WHAT TO DO:
Find the string "this" and gather every line that holds it.

DATASET RECORDS:

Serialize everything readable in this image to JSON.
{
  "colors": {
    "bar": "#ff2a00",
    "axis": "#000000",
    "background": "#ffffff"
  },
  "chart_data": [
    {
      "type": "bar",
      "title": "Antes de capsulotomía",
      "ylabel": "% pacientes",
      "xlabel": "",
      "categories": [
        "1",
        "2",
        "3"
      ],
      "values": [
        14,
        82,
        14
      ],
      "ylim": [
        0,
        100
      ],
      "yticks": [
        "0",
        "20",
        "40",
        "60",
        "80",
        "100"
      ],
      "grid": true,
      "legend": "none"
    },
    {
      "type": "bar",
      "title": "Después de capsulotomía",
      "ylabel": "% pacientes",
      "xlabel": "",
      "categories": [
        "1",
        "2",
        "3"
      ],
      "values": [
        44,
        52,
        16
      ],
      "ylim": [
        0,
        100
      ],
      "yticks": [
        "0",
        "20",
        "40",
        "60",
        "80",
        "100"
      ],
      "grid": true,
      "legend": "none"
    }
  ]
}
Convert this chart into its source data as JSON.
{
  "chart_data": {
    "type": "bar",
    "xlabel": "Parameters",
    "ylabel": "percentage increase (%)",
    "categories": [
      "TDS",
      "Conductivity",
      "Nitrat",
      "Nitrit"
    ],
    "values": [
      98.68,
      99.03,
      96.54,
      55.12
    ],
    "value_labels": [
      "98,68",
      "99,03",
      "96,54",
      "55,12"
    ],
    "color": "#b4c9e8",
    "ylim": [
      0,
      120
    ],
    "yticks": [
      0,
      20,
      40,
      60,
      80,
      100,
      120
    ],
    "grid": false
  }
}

REPLY:
Serialize everything readable in this image to JSON.
Convert this chart into its source data as JSON.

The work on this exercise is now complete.